> _What needs to be done_
Across the material below, how many lines contain the word "from"? Give only the number.

[Dataset excerpts]
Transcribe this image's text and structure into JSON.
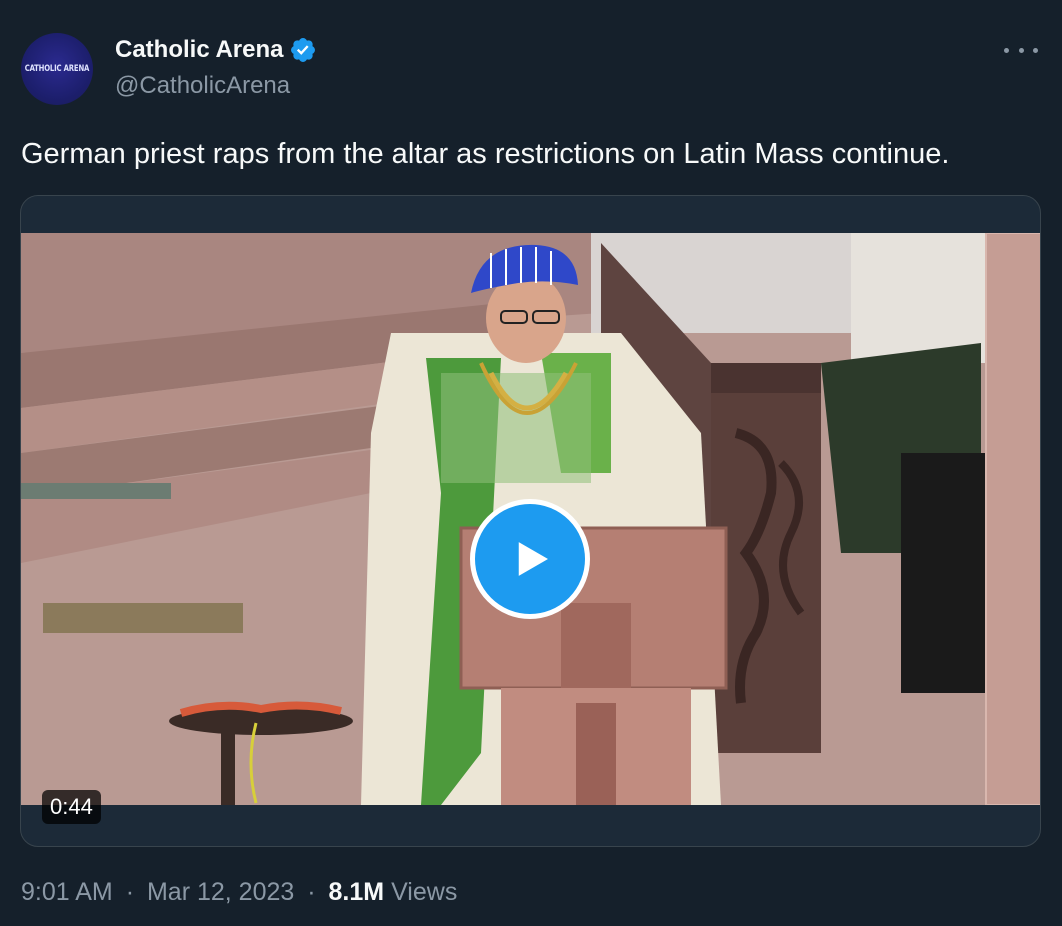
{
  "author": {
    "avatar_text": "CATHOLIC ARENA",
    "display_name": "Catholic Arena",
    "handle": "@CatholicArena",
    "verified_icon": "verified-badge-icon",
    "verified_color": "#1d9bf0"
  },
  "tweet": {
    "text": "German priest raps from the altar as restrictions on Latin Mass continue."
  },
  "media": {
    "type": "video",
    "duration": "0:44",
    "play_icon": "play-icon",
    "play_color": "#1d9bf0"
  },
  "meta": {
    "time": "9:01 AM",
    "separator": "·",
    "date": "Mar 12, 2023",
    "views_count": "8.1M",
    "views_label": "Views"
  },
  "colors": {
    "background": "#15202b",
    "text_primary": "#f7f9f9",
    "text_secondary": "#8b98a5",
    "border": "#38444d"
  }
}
==
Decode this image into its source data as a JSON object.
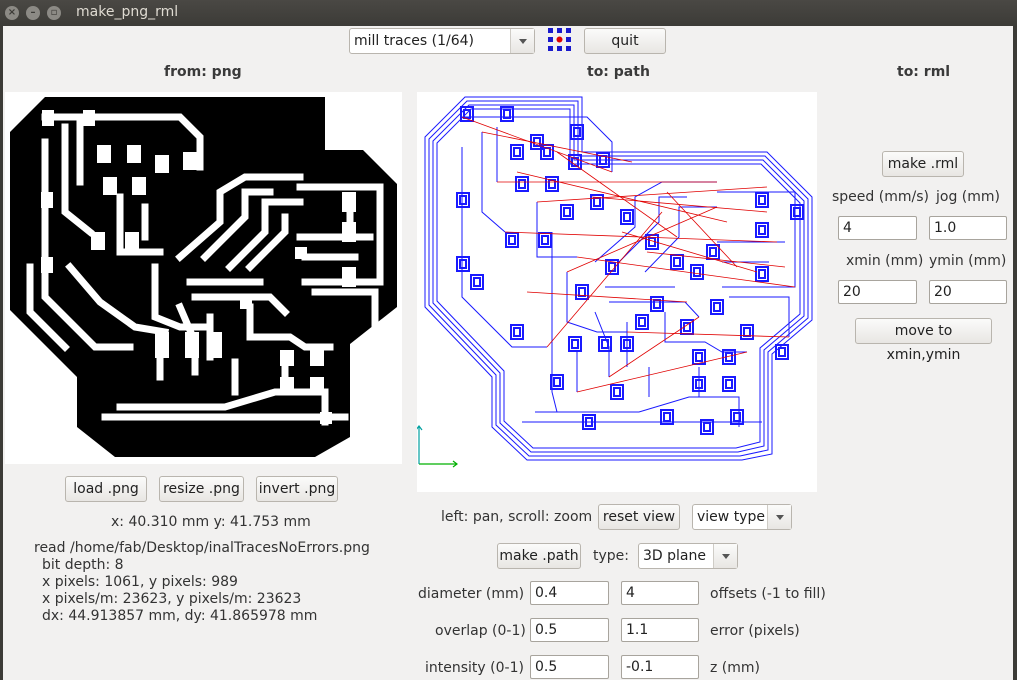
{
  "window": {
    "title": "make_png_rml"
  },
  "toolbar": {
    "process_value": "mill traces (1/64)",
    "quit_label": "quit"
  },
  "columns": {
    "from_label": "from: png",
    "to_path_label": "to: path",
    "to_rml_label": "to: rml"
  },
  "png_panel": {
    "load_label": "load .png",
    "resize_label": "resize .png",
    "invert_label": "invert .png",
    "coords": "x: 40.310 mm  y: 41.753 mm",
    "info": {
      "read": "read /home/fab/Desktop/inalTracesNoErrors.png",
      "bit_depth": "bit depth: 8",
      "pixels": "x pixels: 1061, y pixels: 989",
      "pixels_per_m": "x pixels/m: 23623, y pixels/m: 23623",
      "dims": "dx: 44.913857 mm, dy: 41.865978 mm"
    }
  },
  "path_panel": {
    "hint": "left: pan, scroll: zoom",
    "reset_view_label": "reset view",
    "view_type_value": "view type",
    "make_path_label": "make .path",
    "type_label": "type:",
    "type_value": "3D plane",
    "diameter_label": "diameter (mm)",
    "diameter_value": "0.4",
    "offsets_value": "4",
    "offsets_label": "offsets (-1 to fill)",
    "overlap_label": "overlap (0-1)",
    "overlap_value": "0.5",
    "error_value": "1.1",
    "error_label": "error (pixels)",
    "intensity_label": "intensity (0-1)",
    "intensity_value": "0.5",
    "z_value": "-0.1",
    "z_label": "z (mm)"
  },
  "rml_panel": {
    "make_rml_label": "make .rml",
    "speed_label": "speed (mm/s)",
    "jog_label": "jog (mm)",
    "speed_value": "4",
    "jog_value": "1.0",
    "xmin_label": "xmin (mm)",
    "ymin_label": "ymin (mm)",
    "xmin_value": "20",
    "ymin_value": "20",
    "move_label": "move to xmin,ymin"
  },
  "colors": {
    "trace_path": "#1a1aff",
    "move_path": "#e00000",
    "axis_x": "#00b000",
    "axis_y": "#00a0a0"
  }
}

> _Exercise output_
2